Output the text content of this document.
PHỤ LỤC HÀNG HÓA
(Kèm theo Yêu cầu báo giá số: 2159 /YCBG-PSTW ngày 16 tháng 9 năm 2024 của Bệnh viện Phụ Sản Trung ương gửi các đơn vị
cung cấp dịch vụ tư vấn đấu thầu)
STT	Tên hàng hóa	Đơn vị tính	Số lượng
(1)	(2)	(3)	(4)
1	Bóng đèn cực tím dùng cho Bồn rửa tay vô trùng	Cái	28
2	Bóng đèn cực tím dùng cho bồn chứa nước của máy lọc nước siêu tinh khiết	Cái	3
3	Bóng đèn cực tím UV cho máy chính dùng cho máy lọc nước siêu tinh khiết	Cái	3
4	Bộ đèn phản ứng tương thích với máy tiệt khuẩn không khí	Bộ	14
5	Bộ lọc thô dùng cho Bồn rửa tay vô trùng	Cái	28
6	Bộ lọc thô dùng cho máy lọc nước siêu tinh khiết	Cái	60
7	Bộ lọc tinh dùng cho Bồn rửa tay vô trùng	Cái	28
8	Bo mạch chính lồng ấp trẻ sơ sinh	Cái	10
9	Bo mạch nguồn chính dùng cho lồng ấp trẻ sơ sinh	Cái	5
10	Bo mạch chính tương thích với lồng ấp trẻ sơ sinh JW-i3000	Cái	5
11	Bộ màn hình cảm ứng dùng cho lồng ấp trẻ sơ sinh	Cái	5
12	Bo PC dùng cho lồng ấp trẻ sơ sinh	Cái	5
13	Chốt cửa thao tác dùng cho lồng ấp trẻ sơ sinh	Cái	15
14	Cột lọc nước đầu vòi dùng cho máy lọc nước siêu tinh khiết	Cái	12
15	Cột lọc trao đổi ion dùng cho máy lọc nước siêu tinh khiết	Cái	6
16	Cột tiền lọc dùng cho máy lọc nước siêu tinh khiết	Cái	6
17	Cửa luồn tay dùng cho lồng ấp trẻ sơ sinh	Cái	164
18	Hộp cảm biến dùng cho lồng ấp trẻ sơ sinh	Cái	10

================

GOAL
Give back each line above precisely as it stands.

OUTPUT BELOW
Output the text content of this document.
PHỤ LỤC HÀNG HÓA
(Kèm theo Yêu cầu báo giá số: 2159 /YCBG-PSTW ngày 16 tháng 9 năm 2024 của Bệnh viện Phụ Sản Trung ương gửi các đơn vị
cung cấp dịch vụ tư vấn đấu thầu)
STT	Tên hàng hóa	Đơn vị tính	Số lượng
(1)	(2)	(3)	(4)
1	Bóng đèn cực tím dùng cho Bồn rửa tay vô trùng	Cái	28
2	Bóng đèn cực tím dùng cho bồn chứa nước của máy lọc nước siêu tinh khiết	Cái	3
3	Bóng đèn cực tím UV cho máy chính dùng cho máy lọc nước siêu tinh khiết	Cái	3
4	Bộ đèn phản ứng tương thích với máy tiệt khuẩn không khí	Bộ	14
5	Bộ lọc thô dùng cho Bồn rửa tay vô trùng	Cái	28
6	Bộ lọc thô dùng cho máy lọc nước siêu tinh khiết	Cái	60
7	Bộ lọc tinh dùng cho Bồn rửa tay vô trùng	Cái	28
8	Bo mạch chính lồng ấp trẻ sơ sinh	Cái	10
9	Bo mạch nguồn chính dùng cho lồng ấp trẻ sơ sinh	Cái	5
10	Bo mạch chính tương thích với lồng ấp trẻ sơ sinh JW-i3000	Cái	5
11	Bộ màn hình cảm ứng dùng cho lồng ấp trẻ sơ sinh	Cái	5
12	Bo PC dùng cho lồng ấp trẻ sơ sinh	Cái	5
13	Chốt cửa thao tác dùng cho lồng ấp trẻ sơ sinh	Cái	15
14	Cột lọc nước đầu vòi dùng cho máy lọc nước siêu tinh khiết	Cái	12
15	Cột lọc trao đổi ion dùng cho máy lọc nước siêu tinh khiết	Cái	6
16	Cột tiền lọc dùng cho máy lọc nước siêu tinh khiết	Cái	6
17	Cửa luồn tay dùng cho lồng ấp trẻ sơ sinh	Cái	164
18	Hộp cảm biến dùng cho lồng ấp trẻ sơ sinh	Cái	10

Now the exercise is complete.